## Goal
Return each line of the listing that contains the string "heading".
-- Start of Dataset --
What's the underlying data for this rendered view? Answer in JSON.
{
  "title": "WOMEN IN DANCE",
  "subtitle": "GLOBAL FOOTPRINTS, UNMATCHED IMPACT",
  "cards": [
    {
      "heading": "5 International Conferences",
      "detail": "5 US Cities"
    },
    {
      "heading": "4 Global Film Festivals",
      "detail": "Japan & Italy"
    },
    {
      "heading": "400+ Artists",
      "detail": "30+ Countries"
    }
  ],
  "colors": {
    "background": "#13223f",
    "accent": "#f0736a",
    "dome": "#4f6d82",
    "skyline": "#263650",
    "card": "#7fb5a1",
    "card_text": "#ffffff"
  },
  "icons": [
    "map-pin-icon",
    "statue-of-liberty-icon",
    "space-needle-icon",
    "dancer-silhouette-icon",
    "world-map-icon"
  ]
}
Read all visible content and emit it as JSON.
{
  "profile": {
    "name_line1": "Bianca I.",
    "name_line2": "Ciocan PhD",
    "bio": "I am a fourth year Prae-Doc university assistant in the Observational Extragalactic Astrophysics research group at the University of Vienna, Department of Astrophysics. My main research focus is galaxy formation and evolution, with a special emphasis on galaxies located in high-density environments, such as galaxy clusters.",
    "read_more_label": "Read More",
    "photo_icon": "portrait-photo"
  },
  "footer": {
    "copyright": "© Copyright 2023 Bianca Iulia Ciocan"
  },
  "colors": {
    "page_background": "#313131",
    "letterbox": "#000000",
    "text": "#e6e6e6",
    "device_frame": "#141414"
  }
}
-- End of Dataset --
## The answer
      "heading": "5 International Conferences",
      "heading": "4 Global Film Festivals",
      "heading": "400+ Artists",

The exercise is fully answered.